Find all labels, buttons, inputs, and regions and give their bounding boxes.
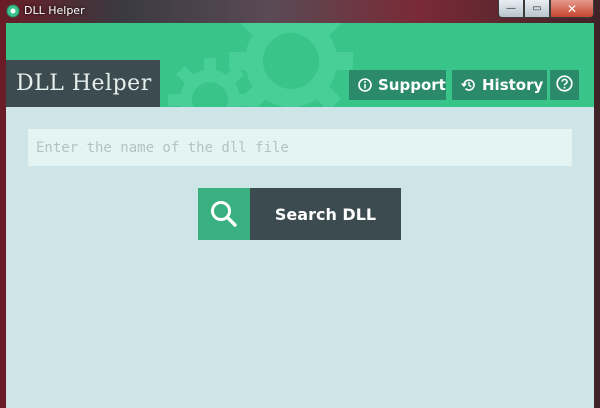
search-icon [211,201,237,227]
close-button[interactable]: ✕ [550,0,594,18]
history-label: History [482,76,544,94]
info-circle-icon [358,78,372,92]
maximize-button[interactable]: ▭ [524,0,550,18]
window-frame: DLL Helper — ▭ ✕ DLL Helper Support Hist… [0,0,600,408]
help-button[interactable] [550,70,579,100]
search-dll-button[interactable]: Search DLL [198,188,401,240]
support-label: Support [378,76,446,94]
minimize-button[interactable]: — [498,0,524,18]
support-button[interactable]: Support [349,70,446,100]
dll-search-input[interactable] [28,129,572,166]
search-icon-box [198,188,250,240]
history-icon [461,78,476,92]
app-header: DLL Helper Support History [6,23,594,107]
app-icon [6,4,20,18]
question-circle-icon [556,74,573,96]
title-bar[interactable]: DLL Helper — ▭ ✕ [0,0,600,22]
search-dll-label: Search DLL [250,188,401,240]
history-button[interactable]: History [452,70,547,100]
app-title: DLL Helper [6,60,160,107]
window-controls: — ▭ ✕ [498,0,594,18]
window-title: DLL Helper [24,4,85,17]
app-client-area: DLL Helper Support History Enter the nam… [6,23,594,408]
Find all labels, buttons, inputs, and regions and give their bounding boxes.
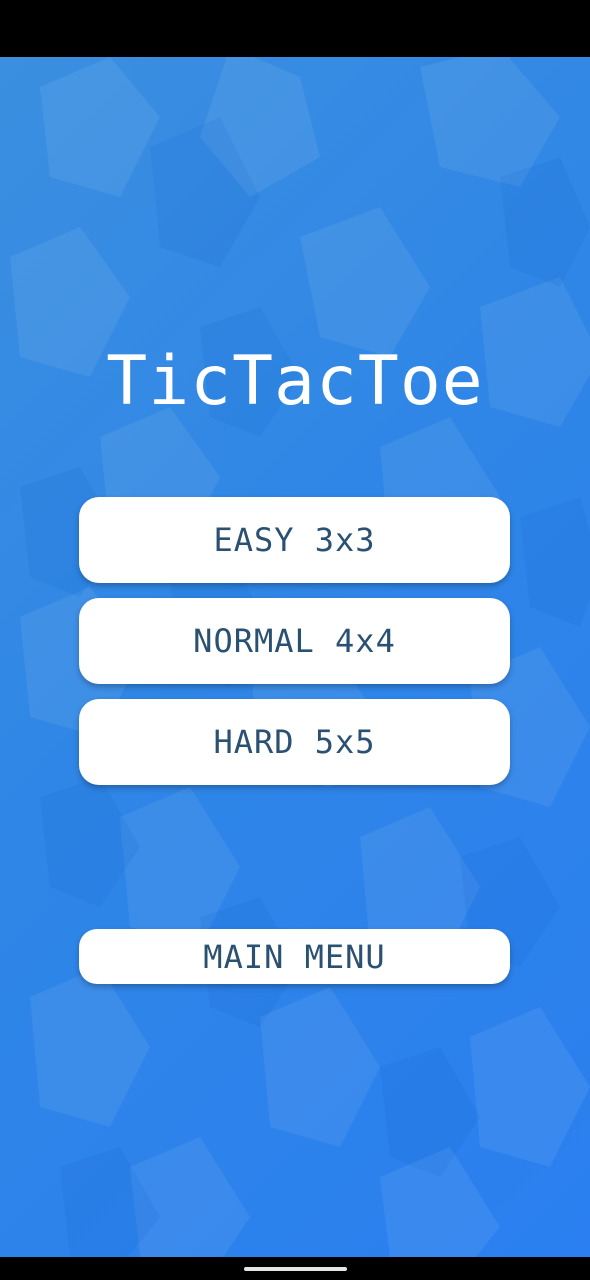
home-gesture-handle[interactable] <box>244 1267 347 1271</box>
status-bar <box>0 0 590 57</box>
main-menu-button[interactable]: MAIN MENU <box>79 929 510 984</box>
hard-5x5-button[interactable]: HARD 5x5 <box>79 699 510 785</box>
easy-3x3-button[interactable]: EASY 3x3 <box>79 497 510 583</box>
app-screen: TicTacToe EASY 3x3 NORMAL 4x4 HARD 5x5 M… <box>0 57 590 1257</box>
app-title: TicTacToe <box>106 342 484 421</box>
normal-4x4-button[interactable]: NORMAL 4x4 <box>79 598 510 684</box>
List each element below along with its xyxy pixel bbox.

┄┄┄┄┄┄┄┄┄┄

Exercise prompt:
Please quote the records above word for word, every line of both blocks, omitting the picture lines.

Exercise result:
Find all labels, buttons, inputs, and regions and give their bounding boxes.
search-icon [211,201,237,227]
close-button[interactable]: ✕ [550,0,594,18]
history-label: History [482,76,544,94]
info-circle-icon [358,78,372,92]
maximize-button[interactable]: ▭ [524,0,550,18]
window-frame: DLL Helper — ▭ ✕ DLL Helper Support Hist… [0,0,600,408]
help-button[interactable] [550,70,579,100]
search-dll-button[interactable]: Search DLL [198,188,401,240]
support-label: Support [378,76,446,94]
minimize-button[interactable]: — [498,0,524,18]
support-button[interactable]: Support [349,70,446,100]
dll-search-input[interactable] [28,129,572,166]
search-icon-box [198,188,250,240]
history-icon [461,78,476,92]
app-header: DLL Helper Support History [6,23,594,107]
app-icon [6,4,20,18]
question-circle-icon [556,74,573,96]
title-bar[interactable]: DLL Helper — ▭ ✕ [0,0,600,22]
search-dll-label: Search DLL [250,188,401,240]
history-button[interactable]: History [452,70,547,100]
app-title: DLL Helper [6,60,160,107]
window-controls: — ▭ ✕ [498,0,594,18]
window-title: DLL Helper [24,4,85,17]
app-client-area: DLL Helper Support History Enter the nam… [6,23,594,408]
Find all labels, buttons, inputs, and regions and give their bounding boxes.
home-gesture-handle[interactable] <box>244 1267 347 1271</box>
status-bar <box>0 0 590 57</box>
main-menu-button[interactable]: MAIN MENU <box>79 929 510 984</box>
hard-5x5-button[interactable]: HARD 5x5 <box>79 699 510 785</box>
easy-3x3-button[interactable]: EASY 3x3 <box>79 497 510 583</box>
app-screen: TicTacToe EASY 3x3 NORMAL 4x4 HARD 5x5 M… <box>0 57 590 1257</box>
app-title: TicTacToe <box>106 342 484 421</box>
normal-4x4-button[interactable]: NORMAL 4x4 <box>79 598 510 684</box>
List each element below along with its xyxy pixel bbox.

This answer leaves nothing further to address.